* **What the task asks**
Write out the listing exactly as it is given.
================
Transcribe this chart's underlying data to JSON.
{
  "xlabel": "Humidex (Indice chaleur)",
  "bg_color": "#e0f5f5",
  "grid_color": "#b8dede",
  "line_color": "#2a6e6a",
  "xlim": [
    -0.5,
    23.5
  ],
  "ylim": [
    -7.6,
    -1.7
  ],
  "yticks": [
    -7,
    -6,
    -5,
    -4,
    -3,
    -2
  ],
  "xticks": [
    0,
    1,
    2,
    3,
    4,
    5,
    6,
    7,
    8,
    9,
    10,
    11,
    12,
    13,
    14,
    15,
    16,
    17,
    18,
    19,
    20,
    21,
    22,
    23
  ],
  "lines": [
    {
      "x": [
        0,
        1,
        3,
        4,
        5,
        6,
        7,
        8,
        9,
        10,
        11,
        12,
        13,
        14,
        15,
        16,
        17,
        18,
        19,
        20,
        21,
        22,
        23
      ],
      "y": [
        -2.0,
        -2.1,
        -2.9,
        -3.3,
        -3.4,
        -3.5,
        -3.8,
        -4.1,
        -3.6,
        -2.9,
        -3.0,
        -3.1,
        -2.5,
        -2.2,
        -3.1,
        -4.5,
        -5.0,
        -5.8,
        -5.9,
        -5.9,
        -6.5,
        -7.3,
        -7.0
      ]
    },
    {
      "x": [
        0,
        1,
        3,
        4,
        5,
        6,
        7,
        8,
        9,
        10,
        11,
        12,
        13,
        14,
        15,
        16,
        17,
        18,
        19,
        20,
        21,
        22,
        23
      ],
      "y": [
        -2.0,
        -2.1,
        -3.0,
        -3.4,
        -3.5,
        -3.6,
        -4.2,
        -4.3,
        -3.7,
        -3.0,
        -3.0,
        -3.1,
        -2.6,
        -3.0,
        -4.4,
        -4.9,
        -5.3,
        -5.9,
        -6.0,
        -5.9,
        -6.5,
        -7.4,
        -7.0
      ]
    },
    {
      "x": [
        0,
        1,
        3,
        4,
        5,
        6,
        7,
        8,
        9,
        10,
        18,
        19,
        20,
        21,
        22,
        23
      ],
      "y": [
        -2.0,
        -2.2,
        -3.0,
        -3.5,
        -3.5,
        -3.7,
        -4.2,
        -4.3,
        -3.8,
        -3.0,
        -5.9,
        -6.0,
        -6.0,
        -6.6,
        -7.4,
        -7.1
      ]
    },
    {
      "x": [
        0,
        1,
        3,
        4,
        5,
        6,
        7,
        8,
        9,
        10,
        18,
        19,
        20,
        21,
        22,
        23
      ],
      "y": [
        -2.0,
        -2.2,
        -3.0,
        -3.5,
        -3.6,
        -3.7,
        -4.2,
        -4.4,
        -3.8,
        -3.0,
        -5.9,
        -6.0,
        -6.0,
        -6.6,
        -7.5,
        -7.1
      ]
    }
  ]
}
================
* **Task answer**
Transcribe this chart's underlying data to JSON.
{
  "xlabel": "Humidex (Indice chaleur)",
  "bg_color": "#e0f5f5",
  "grid_color": "#b8dede",
  "line_color": "#2a6e6a",
  "xlim": [
    -0.5,
    23.5
  ],
  "ylim": [
    -7.6,
    -1.7
  ],
  "yticks": [
    -7,
    -6,
    -5,
    -4,
    -3,
    -2
  ],
  "xticks": [
    0,
    1,
    2,
    3,
    4,
    5,
    6,
    7,
    8,
    9,
    10,
    11,
    12,
    13,
    14,
    15,
    16,
    17,
    18,
    19,
    20,
    21,
    22,
    23
  ],
  "lines": [
    {
      "x": [
        0,
        1,
        3,
        4,
        5,
        6,
        7,
        8,
        9,
        10,
        11,
        12,
        13,
        14,
        15,
        16,
        17,
        18,
        19,
        20,
        21,
        22,
        23
      ],
      "y": [
        -2.0,
        -2.1,
        -2.9,
        -3.3,
        -3.4,
        -3.5,
        -3.8,
        -4.1,
        -3.6,
        -2.9,
        -3.0,
        -3.1,
        -2.5,
        -2.2,
        -3.1,
        -4.5,
        -5.0,
        -5.8,
        -5.9,
        -5.9,
        -6.5,
        -7.3,
        -7.0
      ]
    },
    {
      "x": [
        0,
        1,
        3,
        4,
        5,
        6,
        7,
        8,
        9,
        10,
        11,
        12,
        13,
        14,
        15,
        16,
        17,
        18,
        19,
        20,
        21,
        22,
        23
      ],
      "y": [
        -2.0,
        -2.1,
        -3.0,
        -3.4,
        -3.5,
        -3.6,
        -4.2,
        -4.3,
        -3.7,
        -3.0,
        -3.0,
        -3.1,
        -2.6,
        -3.0,
        -4.4,
        -4.9,
        -5.3,
        -5.9,
        -6.0,
        -5.9,
        -6.5,
        -7.4,
        -7.0
      ]
    },
    {
      "x": [
        0,
        1,
        3,
        4,
        5,
        6,
        7,
        8,
        9,
        10,
        18,
        19,
        20,
        21,
        22,
        23
      ],
      "y": [
        -2.0,
        -2.2,
        -3.0,
        -3.5,
        -3.5,
        -3.7,
        -4.2,
        -4.3,
        -3.8,
        -3.0,
        -5.9,
        -6.0,
        -6.0,
        -6.6,
        -7.4,
        -7.1
      ]
    },
    {
      "x": [
        0,
        1,
        3,
        4,
        5,
        6,
        7,
        8,
        9,
        10,
        18,
        19,
        20,
        21,
        22,
        23
      ],
      "y": [
        -2.0,
        -2.2,
        -3.0,
        -3.5,
        -3.6,
        -3.7,
        -4.2,
        -4.4,
        -3.8,
        -3.0,
        -5.9,
        -6.0,
        -6.0,
        -6.6,
        -7.5,
        -7.1
      ]
    }
  ]
}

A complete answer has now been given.